== Records provided ==
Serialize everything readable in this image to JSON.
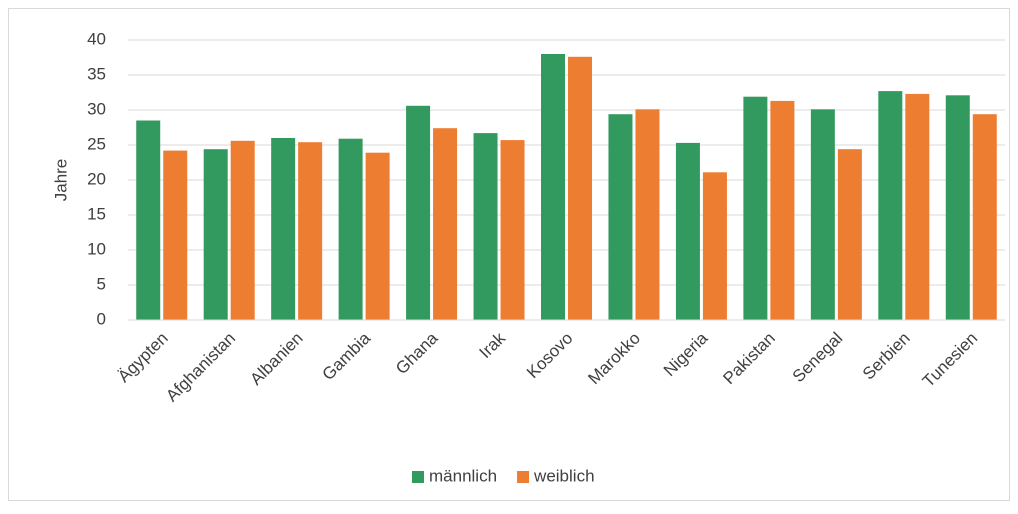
{
  "chart_data": {
    "type": "bar",
    "y_label": "Jahre",
    "categories": [
      "Ägypten",
      "Afghanistan",
      "Albanien",
      "Gambia",
      "Ghana",
      "Irak",
      "Kosovo",
      "Marokko",
      "Nigeria",
      "Pakistan",
      "Senegal",
      "Serbien",
      "Tunesien"
    ],
    "series": [
      {
        "name": "männlich",
        "color": "#339a5f",
        "values": [
          28.5,
          24.4,
          26.0,
          25.9,
          30.6,
          26.7,
          38.0,
          29.4,
          25.3,
          31.9,
          30.1,
          32.7,
          32.1
        ]
      },
      {
        "name": "weiblich",
        "color": "#ed7d31",
        "values": [
          24.2,
          25.6,
          25.4,
          23.9,
          27.4,
          25.7,
          37.6,
          30.1,
          21.1,
          31.3,
          24.4,
          32.3,
          29.4
        ]
      }
    ],
    "ylim": [
      0,
      40
    ],
    "yticks": [
      0,
      5,
      10,
      15,
      20,
      25,
      30,
      35,
      40
    ],
    "grid": true,
    "legend": "bottom"
  }
}
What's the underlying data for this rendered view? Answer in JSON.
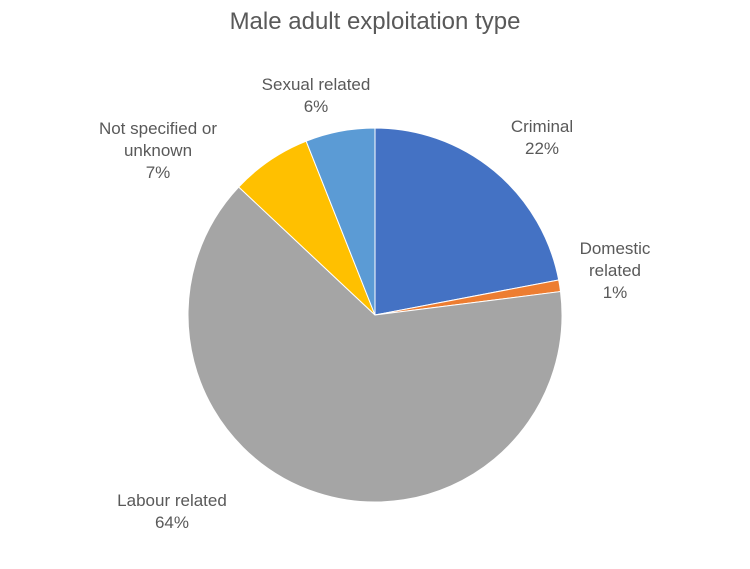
{
  "chart_data": {
    "type": "pie",
    "title": "Male adult exploitation type",
    "start_angle_deg": 0,
    "direction": "clockwise",
    "legend": "none",
    "slices": [
      {
        "name": "Criminal",
        "value": 22,
        "pct_label": "22%",
        "color": "#4472C4"
      },
      {
        "name": "Domestic related",
        "value": 1,
        "pct_label": "1%",
        "color": "#ED7D31"
      },
      {
        "name": "Labour related",
        "value": 64,
        "pct_label": "64%",
        "color": "#A5A5A5"
      },
      {
        "name": "Not specified or unknown",
        "value": 7,
        "pct_label": "7%",
        "color": "#FFC000"
      },
      {
        "name": "Sexual related",
        "value": 6,
        "pct_label": "6%",
        "color": "#5B9BD5"
      }
    ]
  }
}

== Problem ==
Copy every record above exactly, leaving out the pictures.

== Answer to this exercise ==
Serialize everything readable in this image to JSON.
{
  "chart_data": {
    "type": "bar",
    "y_label": "Jahre",
    "categories": [
      "Ägypten",
      "Afghanistan",
      "Albanien",
      "Gambia",
      "Ghana",
      "Irak",
      "Kosovo",
      "Marokko",
      "Nigeria",
      "Pakistan",
      "Senegal",
      "Serbien",
      "Tunesien"
    ],
    "series": [
      {
        "name": "männlich",
        "color": "#339a5f",
        "values": [
          28.5,
          24.4,
          26.0,
          25.9,
          30.6,
          26.7,
          38.0,
          29.4,
          25.3,
          31.9,
          30.1,
          32.7,
          32.1
        ]
      },
      {
        "name": "weiblich",
        "color": "#ed7d31",
        "values": [
          24.2,
          25.6,
          25.4,
          23.9,
          27.4,
          25.7,
          37.6,
          30.1,
          21.1,
          31.3,
          24.4,
          32.3,
          29.4
        ]
      }
    ],
    "ylim": [
      0,
      40
    ],
    "yticks": [
      0,
      5,
      10,
      15,
      20,
      25,
      30,
      35,
      40
    ],
    "grid": true,
    "legend": "bottom"
  }
}
What's the underlying data for this rendered view? Answer in JSON.
{
  "chart_data": {
    "type": "pie",
    "title": "Male adult exploitation type",
    "start_angle_deg": 0,
    "direction": "clockwise",
    "legend": "none",
    "slices": [
      {
        "name": "Criminal",
        "value": 22,
        "pct_label": "22%",
        "color": "#4472C4"
      },
      {
        "name": "Domestic related",
        "value": 1,
        "pct_label": "1%",
        "color": "#ED7D31"
      },
      {
        "name": "Labour related",
        "value": 64,
        "pct_label": "64%",
        "color": "#A5A5A5"
      },
      {
        "name": "Not specified or unknown",
        "value": 7,
        "pct_label": "7%",
        "color": "#FFC000"
      },
      {
        "name": "Sexual related",
        "value": 6,
        "pct_label": "6%",
        "color": "#5B9BD5"
      }
    ]
  }
}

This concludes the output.